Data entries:
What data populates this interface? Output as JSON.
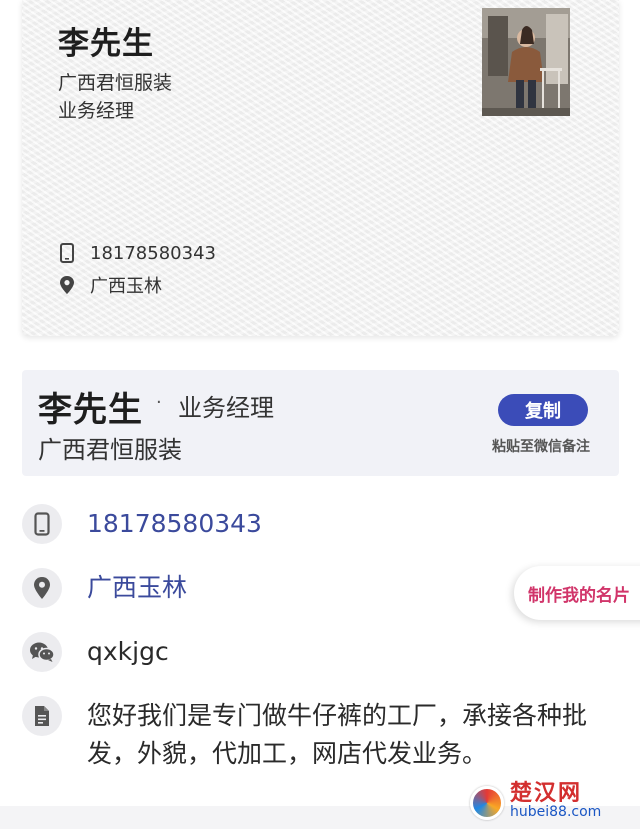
{
  "card": {
    "name": "李先生",
    "company": "广西君恒服装",
    "title": "业务经理",
    "phone": "18178580343",
    "location": "广西玉林"
  },
  "panel": {
    "name": "李先生",
    "dot": "·",
    "title": "业务经理",
    "company": "广西君恒服装",
    "copy_label": "复制",
    "copy_hint": "粘贴至微信备注"
  },
  "details": {
    "phone": "18178580343",
    "location": "广西玉林",
    "wechat": "qxkjgc",
    "intro": "您好我们是专门做牛仔裤的工厂，承接各种批发，外貌，代加工，网店代发业务。"
  },
  "float_button": {
    "label": "制作我的名片"
  },
  "watermark": {
    "main": "楚汉网",
    "sub": "hubei88.com"
  },
  "colors": {
    "accent": "#3b4cb8",
    "link": "#3b4a9c",
    "pink": "#d1356a"
  }
}
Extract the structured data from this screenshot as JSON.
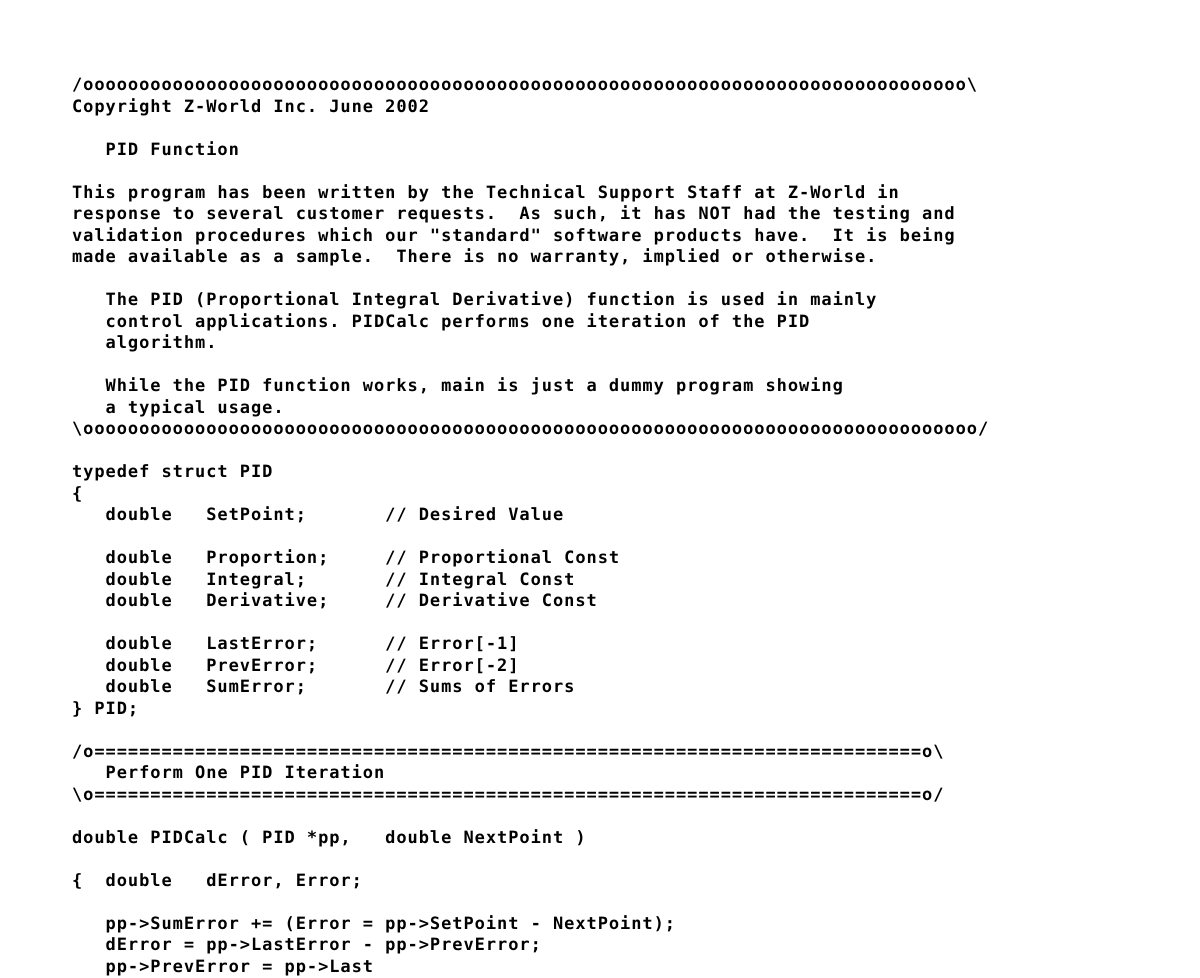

Your objective:
Return to the listing above and set it down exactly, leaving out its pictures.

Final result:
What data populates this interface? Output as JSON.
{
  "card": {
    "name": "李先生",
    "company": "广西君恒服装",
    "title": "业务经理",
    "phone": "18178580343",
    "location": "广西玉林"
  },
  "panel": {
    "name": "李先生",
    "dot": "·",
    "title": "业务经理",
    "company": "广西君恒服装",
    "copy_label": "复制",
    "copy_hint": "粘贴至微信备注"
  },
  "details": {
    "phone": "18178580343",
    "location": "广西玉林",
    "wechat": "qxkjgc",
    "intro": "您好我们是专门做牛仔裤的工厂，承接各种批发，外貌，代加工，网店代发业务。"
  },
  "float_button": {
    "label": "制作我的名片"
  },
  "watermark": {
    "main": "楚汉网",
    "sub": "hubei88.com"
  },
  "colors": {
    "accent": "#3b4cb8",
    "link": "#3b4a9c",
    "pink": "#d1356a"
  }
}
Extract the structured data from this screenshot as JSON.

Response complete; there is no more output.